------ Input data

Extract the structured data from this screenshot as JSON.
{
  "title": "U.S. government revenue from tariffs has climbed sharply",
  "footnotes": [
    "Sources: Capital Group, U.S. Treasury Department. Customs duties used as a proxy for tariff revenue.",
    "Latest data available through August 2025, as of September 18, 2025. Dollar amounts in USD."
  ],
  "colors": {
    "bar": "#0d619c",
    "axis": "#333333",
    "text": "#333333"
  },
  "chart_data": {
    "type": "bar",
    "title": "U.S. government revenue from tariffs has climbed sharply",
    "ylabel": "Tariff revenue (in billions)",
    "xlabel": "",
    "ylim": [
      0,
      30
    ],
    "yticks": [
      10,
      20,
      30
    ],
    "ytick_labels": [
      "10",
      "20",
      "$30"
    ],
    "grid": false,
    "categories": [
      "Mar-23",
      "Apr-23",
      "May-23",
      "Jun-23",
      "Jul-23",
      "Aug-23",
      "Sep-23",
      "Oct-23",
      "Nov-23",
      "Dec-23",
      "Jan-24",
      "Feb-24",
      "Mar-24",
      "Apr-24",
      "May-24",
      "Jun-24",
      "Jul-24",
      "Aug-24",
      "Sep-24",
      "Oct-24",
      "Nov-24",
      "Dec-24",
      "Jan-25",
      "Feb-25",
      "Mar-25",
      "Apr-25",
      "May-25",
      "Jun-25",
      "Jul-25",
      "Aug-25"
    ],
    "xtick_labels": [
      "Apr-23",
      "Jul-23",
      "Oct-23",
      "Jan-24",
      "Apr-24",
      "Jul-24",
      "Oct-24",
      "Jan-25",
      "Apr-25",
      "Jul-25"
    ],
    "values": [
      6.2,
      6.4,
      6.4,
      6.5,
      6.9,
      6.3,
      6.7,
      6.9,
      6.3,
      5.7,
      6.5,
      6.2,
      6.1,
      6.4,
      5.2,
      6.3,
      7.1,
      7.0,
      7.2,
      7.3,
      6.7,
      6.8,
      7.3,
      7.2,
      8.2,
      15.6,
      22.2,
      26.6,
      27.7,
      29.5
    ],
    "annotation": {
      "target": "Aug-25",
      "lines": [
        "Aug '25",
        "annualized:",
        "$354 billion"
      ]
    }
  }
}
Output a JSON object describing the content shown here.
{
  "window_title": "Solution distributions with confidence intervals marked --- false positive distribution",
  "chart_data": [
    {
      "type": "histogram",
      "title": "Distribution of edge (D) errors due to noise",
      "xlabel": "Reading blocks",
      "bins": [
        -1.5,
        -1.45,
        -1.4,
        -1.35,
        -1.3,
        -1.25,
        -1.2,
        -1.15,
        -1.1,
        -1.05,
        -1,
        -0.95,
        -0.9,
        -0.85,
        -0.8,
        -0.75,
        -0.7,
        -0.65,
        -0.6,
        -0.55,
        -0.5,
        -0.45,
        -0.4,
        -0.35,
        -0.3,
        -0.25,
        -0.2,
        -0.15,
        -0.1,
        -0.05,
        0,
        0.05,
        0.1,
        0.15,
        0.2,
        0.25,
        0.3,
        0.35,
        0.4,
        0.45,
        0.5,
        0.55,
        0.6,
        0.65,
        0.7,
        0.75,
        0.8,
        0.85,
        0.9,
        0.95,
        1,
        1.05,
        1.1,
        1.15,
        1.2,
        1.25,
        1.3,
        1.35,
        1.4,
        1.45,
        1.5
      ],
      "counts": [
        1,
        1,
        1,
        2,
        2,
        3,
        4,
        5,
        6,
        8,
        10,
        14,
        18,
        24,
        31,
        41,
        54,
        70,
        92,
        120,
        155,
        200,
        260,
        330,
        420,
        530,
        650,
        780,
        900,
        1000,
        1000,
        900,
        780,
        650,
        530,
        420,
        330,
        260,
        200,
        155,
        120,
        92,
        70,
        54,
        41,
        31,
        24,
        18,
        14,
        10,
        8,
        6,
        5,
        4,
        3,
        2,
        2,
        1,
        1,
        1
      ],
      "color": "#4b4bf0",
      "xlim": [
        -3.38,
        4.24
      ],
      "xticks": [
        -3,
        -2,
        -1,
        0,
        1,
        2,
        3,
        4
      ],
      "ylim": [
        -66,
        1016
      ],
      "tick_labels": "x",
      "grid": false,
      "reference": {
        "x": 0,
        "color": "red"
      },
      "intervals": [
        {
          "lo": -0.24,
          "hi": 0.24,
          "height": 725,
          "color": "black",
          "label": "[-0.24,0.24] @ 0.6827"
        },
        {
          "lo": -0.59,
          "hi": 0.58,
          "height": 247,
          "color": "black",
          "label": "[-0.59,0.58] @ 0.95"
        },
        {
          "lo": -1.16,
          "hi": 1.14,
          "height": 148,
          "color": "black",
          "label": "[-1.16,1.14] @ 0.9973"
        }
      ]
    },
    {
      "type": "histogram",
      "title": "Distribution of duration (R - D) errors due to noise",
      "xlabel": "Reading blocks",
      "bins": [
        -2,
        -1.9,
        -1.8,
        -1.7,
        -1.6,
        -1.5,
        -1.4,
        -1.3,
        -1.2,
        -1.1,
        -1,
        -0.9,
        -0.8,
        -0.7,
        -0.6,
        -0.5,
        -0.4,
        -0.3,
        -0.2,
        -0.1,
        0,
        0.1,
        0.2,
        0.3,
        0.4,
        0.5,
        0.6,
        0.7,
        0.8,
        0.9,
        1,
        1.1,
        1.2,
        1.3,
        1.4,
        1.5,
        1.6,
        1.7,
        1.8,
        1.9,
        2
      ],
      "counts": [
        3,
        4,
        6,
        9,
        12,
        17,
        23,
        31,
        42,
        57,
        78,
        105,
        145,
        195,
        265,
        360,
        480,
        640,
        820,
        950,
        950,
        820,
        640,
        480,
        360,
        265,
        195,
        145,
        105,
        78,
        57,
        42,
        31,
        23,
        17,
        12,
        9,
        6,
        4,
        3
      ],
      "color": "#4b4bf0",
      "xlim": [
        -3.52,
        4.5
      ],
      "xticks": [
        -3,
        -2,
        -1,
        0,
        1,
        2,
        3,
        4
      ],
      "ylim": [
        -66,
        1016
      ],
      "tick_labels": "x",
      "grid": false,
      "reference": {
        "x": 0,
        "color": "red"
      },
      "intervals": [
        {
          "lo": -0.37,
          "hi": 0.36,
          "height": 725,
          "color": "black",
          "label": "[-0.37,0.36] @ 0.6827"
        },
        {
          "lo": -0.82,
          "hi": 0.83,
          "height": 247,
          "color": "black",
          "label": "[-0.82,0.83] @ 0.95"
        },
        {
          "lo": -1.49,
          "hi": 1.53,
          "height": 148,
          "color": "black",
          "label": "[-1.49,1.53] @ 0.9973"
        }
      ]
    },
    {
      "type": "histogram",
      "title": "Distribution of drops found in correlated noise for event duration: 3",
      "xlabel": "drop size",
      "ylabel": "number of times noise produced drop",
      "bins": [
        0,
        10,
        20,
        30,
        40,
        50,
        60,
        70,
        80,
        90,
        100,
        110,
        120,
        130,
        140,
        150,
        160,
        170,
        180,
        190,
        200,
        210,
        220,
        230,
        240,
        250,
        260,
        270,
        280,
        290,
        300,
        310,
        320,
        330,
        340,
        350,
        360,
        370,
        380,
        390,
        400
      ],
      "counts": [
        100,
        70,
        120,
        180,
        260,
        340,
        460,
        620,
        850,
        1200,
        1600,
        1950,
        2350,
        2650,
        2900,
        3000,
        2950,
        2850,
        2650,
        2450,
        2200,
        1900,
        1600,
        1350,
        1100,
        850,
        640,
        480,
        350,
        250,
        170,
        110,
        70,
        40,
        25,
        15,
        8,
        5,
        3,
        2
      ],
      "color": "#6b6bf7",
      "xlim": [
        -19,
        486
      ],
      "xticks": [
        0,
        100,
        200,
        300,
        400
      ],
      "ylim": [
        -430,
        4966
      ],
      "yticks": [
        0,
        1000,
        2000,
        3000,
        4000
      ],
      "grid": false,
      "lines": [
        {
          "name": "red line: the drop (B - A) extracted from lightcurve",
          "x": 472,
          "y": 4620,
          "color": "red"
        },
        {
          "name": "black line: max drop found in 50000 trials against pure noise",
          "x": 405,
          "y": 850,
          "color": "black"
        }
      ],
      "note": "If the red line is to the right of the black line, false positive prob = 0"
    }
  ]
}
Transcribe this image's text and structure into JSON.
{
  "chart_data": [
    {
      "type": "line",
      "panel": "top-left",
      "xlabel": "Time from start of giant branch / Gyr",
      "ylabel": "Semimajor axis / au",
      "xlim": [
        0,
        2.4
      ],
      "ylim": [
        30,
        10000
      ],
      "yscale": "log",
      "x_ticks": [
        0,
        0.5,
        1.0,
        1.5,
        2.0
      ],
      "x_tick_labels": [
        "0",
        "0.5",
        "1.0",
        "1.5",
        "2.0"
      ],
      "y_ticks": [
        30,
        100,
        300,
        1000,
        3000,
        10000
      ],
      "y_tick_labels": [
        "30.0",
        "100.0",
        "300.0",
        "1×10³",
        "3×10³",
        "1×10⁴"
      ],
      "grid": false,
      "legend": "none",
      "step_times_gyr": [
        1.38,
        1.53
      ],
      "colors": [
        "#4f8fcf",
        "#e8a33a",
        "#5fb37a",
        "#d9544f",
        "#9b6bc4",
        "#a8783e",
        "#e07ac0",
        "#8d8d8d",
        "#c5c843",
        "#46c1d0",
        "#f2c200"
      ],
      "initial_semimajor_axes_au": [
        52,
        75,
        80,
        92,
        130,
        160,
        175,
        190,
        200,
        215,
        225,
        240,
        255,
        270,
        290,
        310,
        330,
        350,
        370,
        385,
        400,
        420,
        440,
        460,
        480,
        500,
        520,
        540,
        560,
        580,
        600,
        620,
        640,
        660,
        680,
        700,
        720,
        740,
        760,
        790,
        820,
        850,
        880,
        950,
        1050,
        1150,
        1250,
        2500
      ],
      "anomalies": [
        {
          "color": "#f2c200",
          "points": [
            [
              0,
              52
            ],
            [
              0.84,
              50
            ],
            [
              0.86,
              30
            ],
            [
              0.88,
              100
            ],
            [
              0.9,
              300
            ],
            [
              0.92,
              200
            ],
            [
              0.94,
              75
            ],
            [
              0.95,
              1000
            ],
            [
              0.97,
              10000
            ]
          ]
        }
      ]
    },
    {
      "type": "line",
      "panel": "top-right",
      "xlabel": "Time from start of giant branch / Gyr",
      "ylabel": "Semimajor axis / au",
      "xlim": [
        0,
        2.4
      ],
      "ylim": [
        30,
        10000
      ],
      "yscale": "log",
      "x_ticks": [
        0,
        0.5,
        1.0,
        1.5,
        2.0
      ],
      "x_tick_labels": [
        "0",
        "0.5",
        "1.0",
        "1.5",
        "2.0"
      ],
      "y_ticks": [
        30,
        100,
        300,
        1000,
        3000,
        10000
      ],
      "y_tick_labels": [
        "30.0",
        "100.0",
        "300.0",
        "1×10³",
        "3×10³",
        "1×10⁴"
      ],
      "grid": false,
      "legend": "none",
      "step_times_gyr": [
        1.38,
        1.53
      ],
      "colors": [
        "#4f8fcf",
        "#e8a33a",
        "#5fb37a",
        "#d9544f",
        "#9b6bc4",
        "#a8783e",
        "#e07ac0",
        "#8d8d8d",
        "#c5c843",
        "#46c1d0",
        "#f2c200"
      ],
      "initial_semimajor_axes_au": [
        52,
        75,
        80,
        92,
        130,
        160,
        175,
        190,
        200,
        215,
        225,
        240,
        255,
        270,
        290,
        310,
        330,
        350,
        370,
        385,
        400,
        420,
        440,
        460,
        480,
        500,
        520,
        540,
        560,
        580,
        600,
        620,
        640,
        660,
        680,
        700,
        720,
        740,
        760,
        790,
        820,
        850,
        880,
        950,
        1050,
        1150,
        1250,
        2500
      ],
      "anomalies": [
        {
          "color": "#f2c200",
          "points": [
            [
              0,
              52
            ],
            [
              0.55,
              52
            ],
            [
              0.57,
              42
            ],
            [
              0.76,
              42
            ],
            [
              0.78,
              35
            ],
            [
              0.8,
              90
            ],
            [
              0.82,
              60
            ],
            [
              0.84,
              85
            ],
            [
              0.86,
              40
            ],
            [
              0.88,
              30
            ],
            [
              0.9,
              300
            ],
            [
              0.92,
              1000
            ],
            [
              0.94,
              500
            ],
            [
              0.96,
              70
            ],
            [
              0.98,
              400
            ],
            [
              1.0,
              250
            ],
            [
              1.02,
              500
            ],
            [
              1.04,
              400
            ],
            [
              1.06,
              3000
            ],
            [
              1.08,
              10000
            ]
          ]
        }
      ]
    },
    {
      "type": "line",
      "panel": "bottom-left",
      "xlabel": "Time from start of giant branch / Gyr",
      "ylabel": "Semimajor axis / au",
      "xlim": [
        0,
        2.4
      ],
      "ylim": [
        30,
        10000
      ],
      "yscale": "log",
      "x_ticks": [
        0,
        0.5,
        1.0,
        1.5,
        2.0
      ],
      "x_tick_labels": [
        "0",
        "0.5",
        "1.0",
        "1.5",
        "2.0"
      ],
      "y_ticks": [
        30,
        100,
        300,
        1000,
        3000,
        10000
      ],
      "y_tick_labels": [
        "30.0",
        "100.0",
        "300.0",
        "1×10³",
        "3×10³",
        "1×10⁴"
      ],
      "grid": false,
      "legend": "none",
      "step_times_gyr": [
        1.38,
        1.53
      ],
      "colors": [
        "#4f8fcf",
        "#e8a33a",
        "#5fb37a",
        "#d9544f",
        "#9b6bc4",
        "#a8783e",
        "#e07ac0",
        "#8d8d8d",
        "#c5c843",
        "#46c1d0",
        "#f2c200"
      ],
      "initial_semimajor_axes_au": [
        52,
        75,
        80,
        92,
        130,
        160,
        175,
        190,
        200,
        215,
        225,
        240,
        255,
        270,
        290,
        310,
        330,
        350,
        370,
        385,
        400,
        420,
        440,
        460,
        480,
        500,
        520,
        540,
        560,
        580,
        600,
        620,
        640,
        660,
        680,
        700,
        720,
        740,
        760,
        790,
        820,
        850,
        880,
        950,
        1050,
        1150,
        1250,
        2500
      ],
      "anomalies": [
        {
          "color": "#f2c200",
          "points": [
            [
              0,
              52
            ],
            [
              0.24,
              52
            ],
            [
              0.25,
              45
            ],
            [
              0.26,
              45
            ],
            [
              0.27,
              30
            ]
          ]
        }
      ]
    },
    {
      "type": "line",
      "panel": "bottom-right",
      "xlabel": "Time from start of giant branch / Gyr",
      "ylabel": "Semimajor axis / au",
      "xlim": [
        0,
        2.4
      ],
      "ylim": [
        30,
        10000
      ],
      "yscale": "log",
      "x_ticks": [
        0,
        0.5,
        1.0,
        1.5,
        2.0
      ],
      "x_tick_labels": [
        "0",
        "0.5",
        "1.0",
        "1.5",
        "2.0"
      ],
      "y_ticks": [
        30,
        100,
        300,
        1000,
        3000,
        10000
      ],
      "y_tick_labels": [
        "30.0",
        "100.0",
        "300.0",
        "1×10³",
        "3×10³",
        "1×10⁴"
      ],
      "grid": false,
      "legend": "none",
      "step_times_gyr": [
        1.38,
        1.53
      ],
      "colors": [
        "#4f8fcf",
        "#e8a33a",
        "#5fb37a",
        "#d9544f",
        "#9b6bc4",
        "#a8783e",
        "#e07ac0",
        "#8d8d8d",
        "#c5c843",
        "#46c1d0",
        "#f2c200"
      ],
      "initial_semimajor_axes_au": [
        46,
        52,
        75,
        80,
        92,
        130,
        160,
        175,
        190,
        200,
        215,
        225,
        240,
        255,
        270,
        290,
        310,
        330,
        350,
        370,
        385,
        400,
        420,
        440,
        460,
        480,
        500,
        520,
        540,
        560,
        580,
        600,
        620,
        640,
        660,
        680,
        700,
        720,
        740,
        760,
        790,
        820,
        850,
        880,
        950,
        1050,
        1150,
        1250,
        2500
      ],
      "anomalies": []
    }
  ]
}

------------

Copy every line of the data that holds the string "JSON".

*Correct output*:
Extract the structured data from this screenshot as JSON.
Output a JSON object describing the content shown here.
Transcribe this image's text and structure into JSON.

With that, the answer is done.